EXERCISE: Select all lines holding the word "Engrase" from the entries that follow.

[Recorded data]
┌──

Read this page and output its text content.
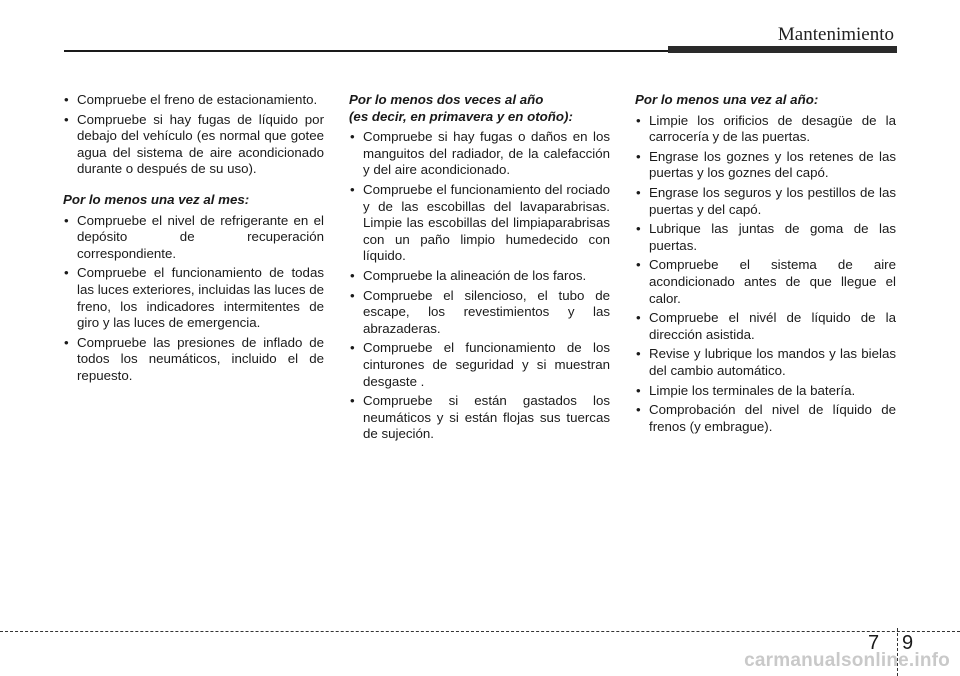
Mantenimiento
• Compruebe el freno de estacionamiento.
• Compruebe si hay fugas de líquido por debajo del vehículo (es normal que gotee agua del sistema de aire acondicionado durante o después de su uso).
Por lo menos una vez al mes:
• Compruebe el nivel de refrigerante en el depósito de recuperación correspondiente.
• Compruebe el funcionamiento de todas las luces exteriores, incluidas las luces de freno, los indicadores intermitentes de giro y las luces de emergencia.
• Compruebe las presiones de inflado de todos los neumáticos, incluido el de repuesto.
Por lo menos dos veces al año
(es decir, en primavera y en otoño):
• Compruebe si hay fugas o daños en los manguitos del radiador, de la calefacción y del aire acondicionado.
• Compruebe el funcionamiento del rociado y de las escobillas del lavaparabrisas. Limpie las escobillas del limpiaparabrisas con un paño limpio humedecido con líquido.
• Compruebe la alineación de los faros.
• Compruebe el silencioso, el tubo de escape, los revestimientos y las abrazaderas.
• Compruebe el funcionamiento de los cinturones de seguridad y si muestran desgaste .
• Compruebe si están gastados los neumáticos y si están flojas sus tuercas de sujeción.
Por lo menos una vez al año:
• Limpie los orificios de desagüe de la carrocería y de las puertas.
• Engrase los goznes y los retenes de las puertas y los goznes del capó.
• Engrase los seguros y los pestillos de las puertas y del capó.
• Lubrique las juntas de goma de las puertas.
• Compruebe el sistema de aire acondicionado antes de que llegue el calor.
• Compruebe el nivél de líquido de la dirección asistida.
• Revise y lubrique los mandos y las bielas del cambio automático.
• Limpie los terminales de la batería.
• Comprobación del nivel de líquido de frenos (y embrague).
7 9
carmanualsonline.info
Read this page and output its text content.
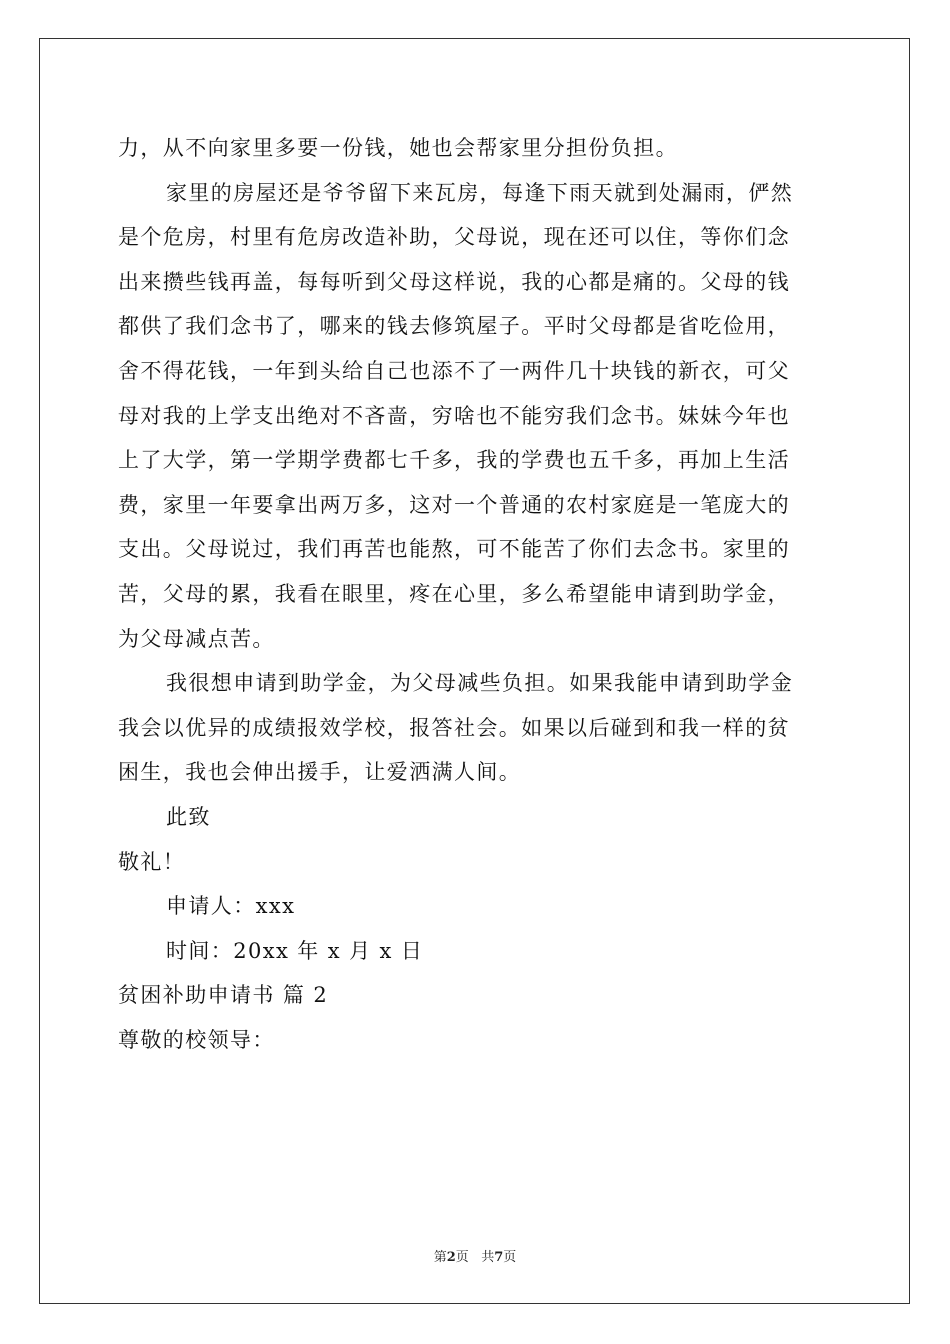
力，从不向家里多要一份钱，她也会帮家里分担份负担。
家里的房屋还是爷爷留下来瓦房，每逢下雨天就到处漏雨，俨然
是个危房，村里有危房改造补助，父母说，现在还可以住，等你们念
出来攒些钱再盖，每每听到父母这样说，我的心都是痛的。父母的钱
都供了我们念书了，哪来的钱去修筑屋子。平时父母都是省吃俭用，
舍不得花钱，一年到头给自己也添不了一两件几十块钱的新衣，可父
母对我的上学支出绝对不吝啬，穷啥也不能穷我们念书。妹妹今年也
上了大学，第一学期学费都七千多，我的学费也五千多，再加上生活
费，家里一年要拿出两万多，这对一个普通的农村家庭是一笔庞大的
支出。父母说过，我们再苦也能熬，可不能苦了你们去念书。家里的
苦，父母的累，我看在眼里，疼在心里，多么希望能申请到助学金，
为父母减点苦。
我很想申请到助学金，为父母减些负担。如果我能申请到助学金
我会以优异的成绩报效学校，报答社会。如果以后碰到和我一样的贫
困生，我也会伸出援手，让爱洒满人间。
此致
敬礼！
申请人：xxx
时间：20xx 年 x 月 x 日
贫困补助申请书 篇 2
尊敬的校领导：
第2页 共7页
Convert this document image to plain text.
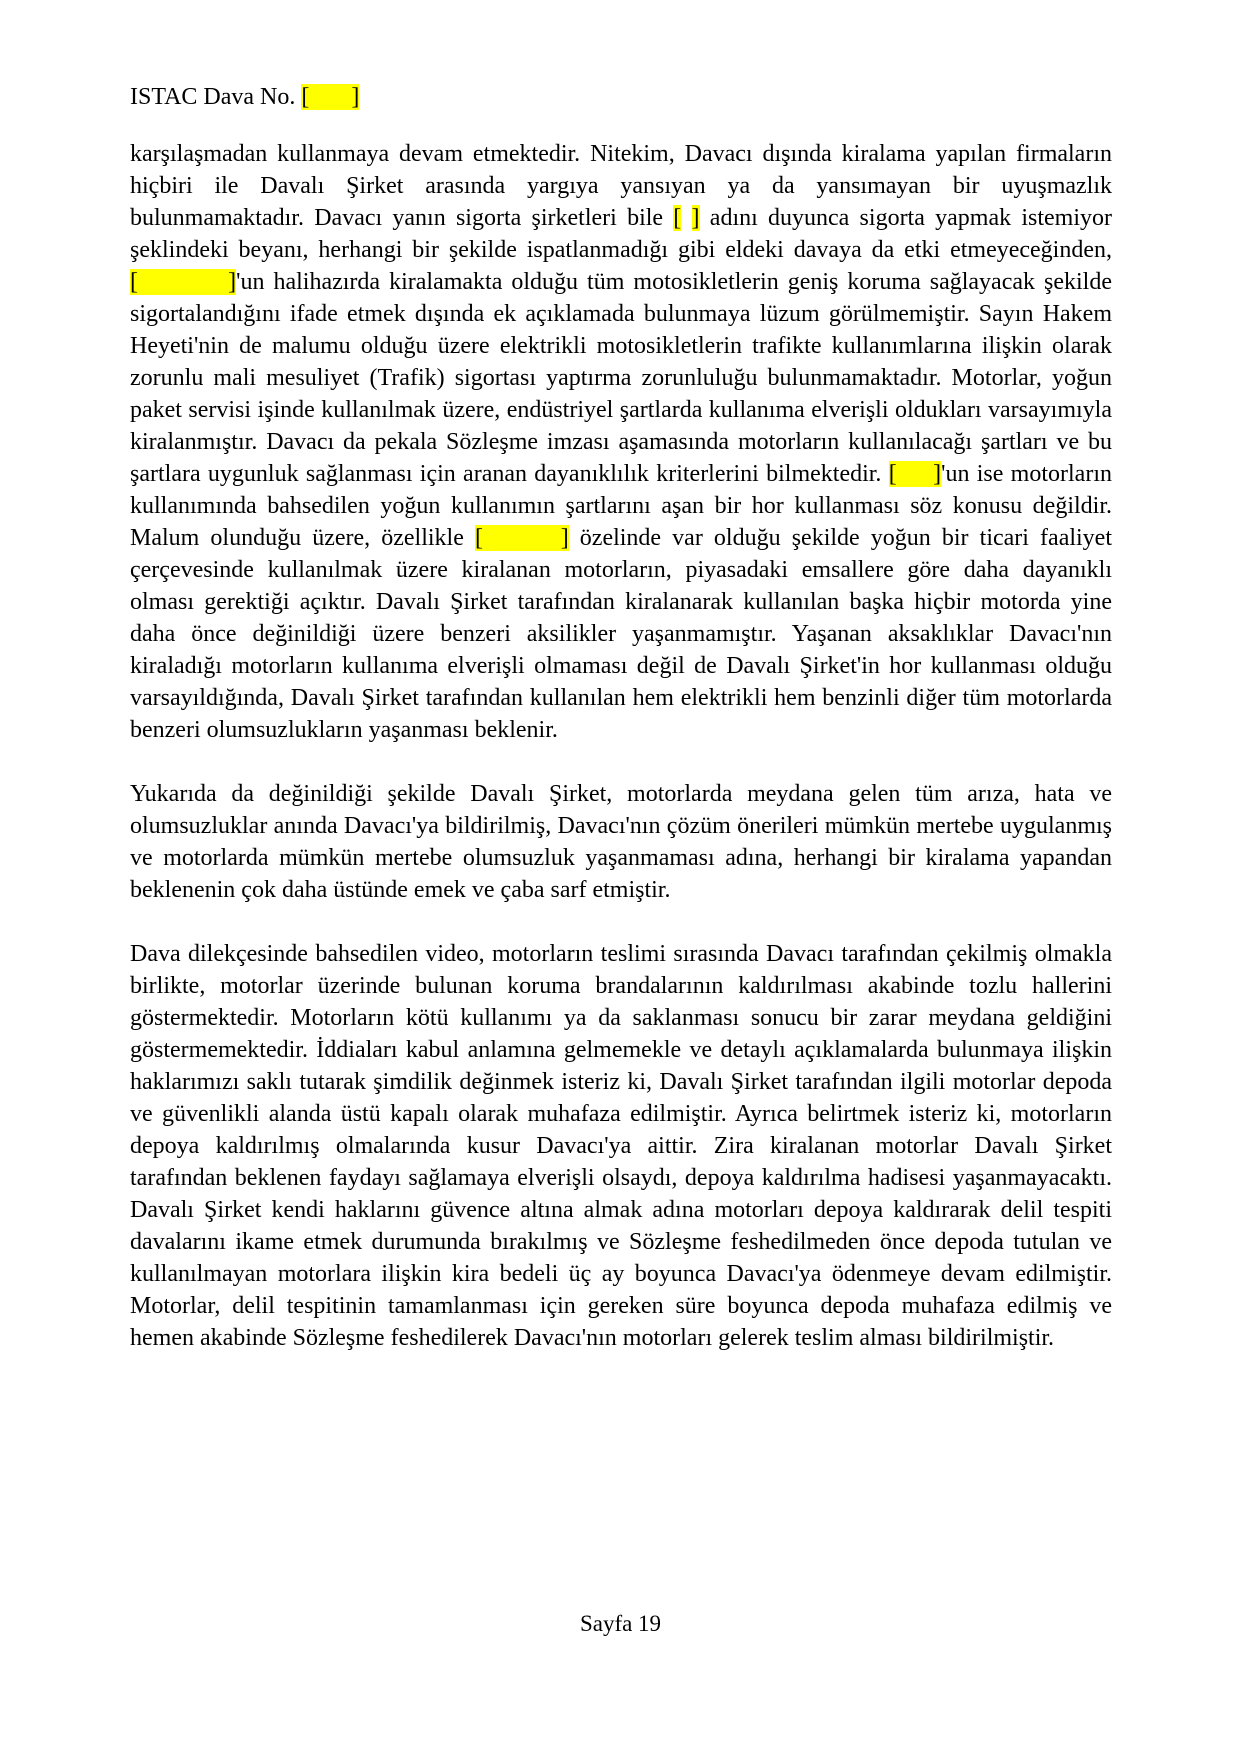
ISTAC Dava No. [       ]

karşılaşmadan kullanmaya devam etmektedir. Nitekim, Davacı dışında kiralama yapılan firmaların hiçbiri ile Davalı Şirket arasında yargıya yansıyan ya da yansımayan bir uyuşmazlık bulunmamaktadır. Davacı yanın sigorta şirketleri bile [ ] adını duyunca sigorta yapmak istemiyor şeklindeki beyanı, herhangi bir şekilde ispatlanmadığı gibi eldeki davaya da etki etmeyeceğinden, [          ]'un halihazırda kiralamakta olduğu tüm motosikletlerin geniş koruma sağlayacak şekilde sigortalandığını ifade etmek dışında ek açıklamada bulunmaya lüzum görülmemiştir. Sayın Hakem Heyeti'nin de malumu olduğu üzere elektrikli motosikletlerin trafikte kullanımlarına ilişkin olarak zorunlu mali mesuliyet (Trafik) sigortası yaptırma zorunluluğu bulunmamaktadır. Motorlar, yoğun paket servisi işinde kullanılmak üzere, endüstriyel şartlarda kullanıma elverişli oldukları varsayımıyla kiralanmıştır. Davacı da pekala Sözleşme imzası aşamasında motorların kullanılacağı şartları ve bu şartlara uygunluk sağlanması için aranan dayanıklılık kriterlerini bilmektedir. [     ]'un ise motorların kullanımında bahsedilen yoğun kullanımın şartlarını aşan bir hor kullanması söz konusu değildir. Malum olunduğu üzere, özellikle [       ] özelinde var olduğu şekilde yoğun bir ticari faaliyet çerçevesinde kullanılmak üzere kiralanan motorların, piyasadaki emsallere göre daha dayanıklı olması gerektiği açıktır. Davalı Şirket tarafından kiralanarak kullanılan başka hiçbir motorda yine daha önce değinildiği üzere benzeri aksilikler yaşanmamıştır. Yaşanan aksaklıklar Davacı'nın kiraladığı motorların kullanıma elverişli olmaması değil de Davalı Şirket'in hor kullanması olduğu varsayıldığında, Davalı Şirket tarafından kullanılan hem elektrikli hem benzinli diğer tüm motorlarda benzeri olumsuzlukların yaşanması beklenir.

Yukarıda da değinildiği şekilde Davalı Şirket, motorlarda meydana gelen tüm arıza, hata ve olumsuzluklar anında Davacı'ya bildirilmiş, Davacı'nın çözüm önerileri mümkün mertebe uygulanmış ve motorlarda mümkün mertebe olumsuzluk yaşanmaması adına, herhangi bir kiralama yapandan beklenenin çok daha üstünde emek ve çaba sarf etmiştir.

Dava dilekçesinde bahsedilen video, motorların teslimi sırasında Davacı tarafından çekilmiş olmakla birlikte, motorlar üzerinde bulunan koruma brandalarının kaldırılması akabinde tozlu hallerini göstermektedir. Motorların kötü kullanımı ya da saklanması sonucu bir zarar meydana geldiğini göstermemektedir. İddiaları kabul anlamına gelmemekle ve detaylı açıklamalarda bulunmaya ilişkin haklarımızı saklı tutarak şimdilik değinmek isteriz ki, Davalı Şirket tarafından ilgili motorlar depoda ve güvenlikli alanda üstü kapalı olarak muhafaza edilmiştir. Ayrıca belirtmek isteriz ki, motorların depoya kaldırılmış olmalarında kusur Davacı'ya aittir. Zira kiralanan motorlar Davalı Şirket tarafından beklenen faydayı sağlamaya elverişli olsaydı, depoya kaldırılma hadisesi yaşanmayacaktı. Davalı Şirket kendi haklarını güvence altına almak adına motorları depoya kaldırarak delil tespiti davalarını ikame etmek durumunda bırakılmış ve Sözleşme feshedilmeden önce depoda tutulan ve kullanılmayan motorlara ilişkin kira bedeli üç ay boyunca Davacı'ya ödenmeye devam edilmiştir. Motorlar, delil tespitinin tamamlanması için gereken süre boyunca depoda muhafaza edilmiş ve hemen akabinde Sözleşme feshedilerek Davacı'nın motorları gelerek teslim alması bildirilmiştir.

Sayfa 19
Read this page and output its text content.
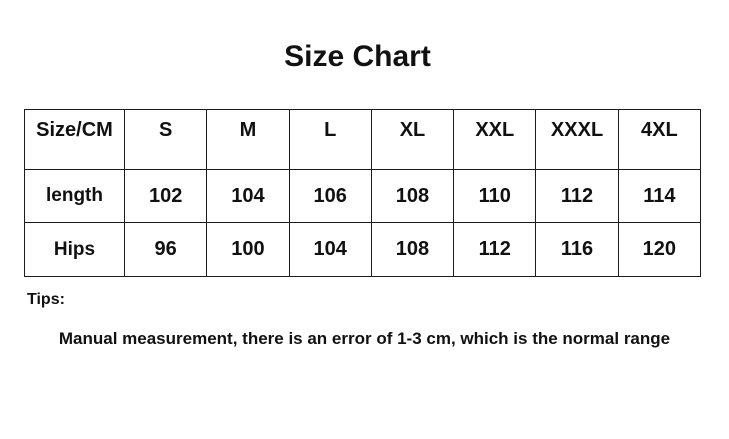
Size Chart
Size/CM	S	M	L	XL	XXL	XXXL	4XL
length	102	104	106	108	110	112	114
Hips	96	100	104	108	112	116	120
Tips:
Manual measurement, there is an error of 1-3 cm, which is the normal range
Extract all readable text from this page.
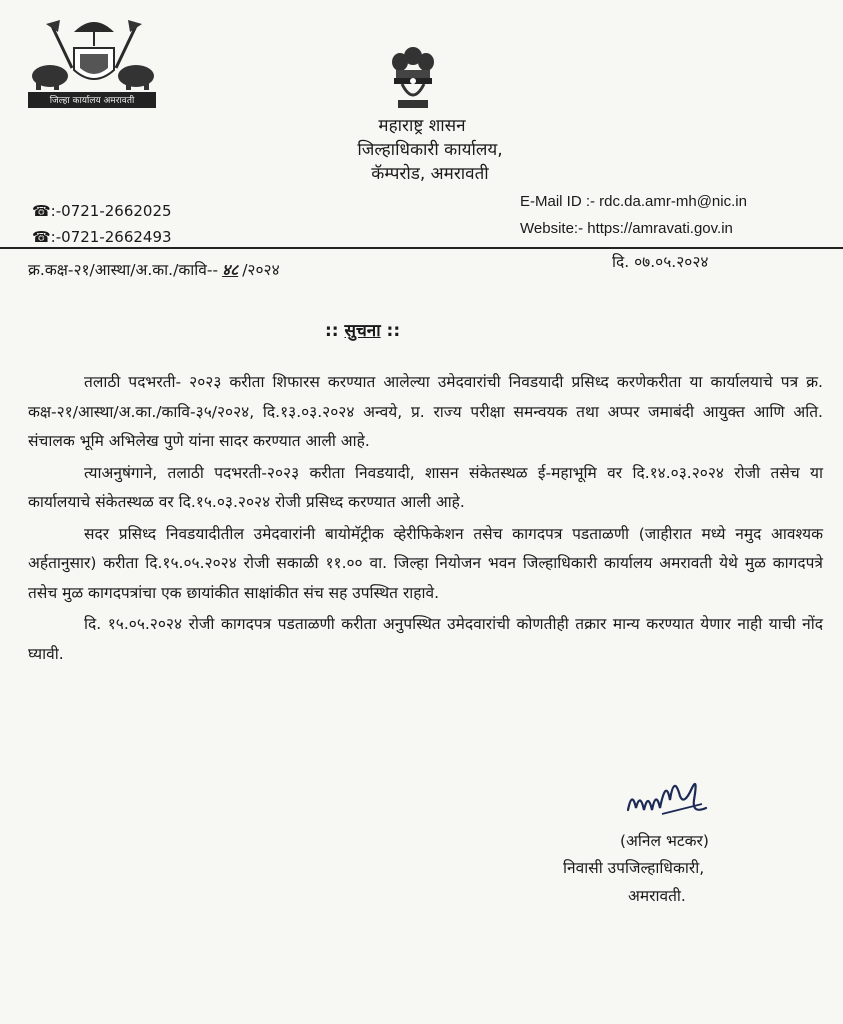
जिल्हा कार्यालय अमरावती
महाराष्ट्र शासन
जिल्हाधिकारी कार्यालय,
कॅम्परोड, अमरावती
☎:-0721-2662025
☎:-0721-2662493
E-Mail ID :- rdc.da.amr-mh@nic.in
Website:- https://amravati.gov.in
क्र.कक्ष-२१/आस्था/अ.का./कावि-- ४८ /२०२४	दि. ०७.०५.२०२४
:: सुचना ::

तलाठी पदभरती- २०२३ करीता शिफारस करण्यात आलेल्या उमेदवारांची निवडयादी प्रसिध्द करणेकरीता या कार्यालयाचे पत्र क्र. कक्ष-२१/आस्था/अ.का./कावि-३५/२०२४, दि.१३.०३.२०२४ अन्वये, प्र. राज्य परीक्षा समन्वयक तथा अप्पर जमाबंदी आयुक्त आणि अति. संचालक भूमि अभिलेख पुणे यांना सादर करण्यात आली आहे.

त्याअनुषंगाने, तलाठी पदभरती-२०२३ करीता निवडयादी, शासन संकेतस्थळ ई-महाभूमि वर दि.१४.०३.२०२४ रोजी तसेच या कार्यालयाचे संकेतस्थळ वर दि.१५.०३.२०२४ रोजी प्रसिध्द करण्यात आली आहे.

सदर प्रसिध्द निवडयादीतील उमेदवारांनी बायोमॅट्रीक व्हेरीफिकेशन तसेच कागदपत्र पडताळणी (जाहीरात मध्ये नमुद आवश्यक अर्हतानुसार) करीता दि.१५.०५.२०२४ रोजी सकाळी ११.०० वा. जिल्हा नियोजन भवन जिल्हाधिकारी कार्यालय अमरावती येथे मुळ कागदपत्रे तसेच मुळ कागदपत्रांचा एक छायांकीत साक्षांकीत संच सह उपस्थित राहावे.

दि. १५.०५.२०२४ रोजी कागदपत्र पडताळणी करीता अनुपस्थित उमेदवारांची कोणतीही तक्रार मान्य करण्यात येणार नाही याची नोंद घ्यावी.

(अनिल भटकर)
निवासी उपजिल्हाधिकारी,
अमरावती.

└──

COMPLETED TASK:
• Engrase los goznes y los retenes de las puertas y los goznes del capó.
• Engrase los seguros y los pestillos de las puertas y del capó.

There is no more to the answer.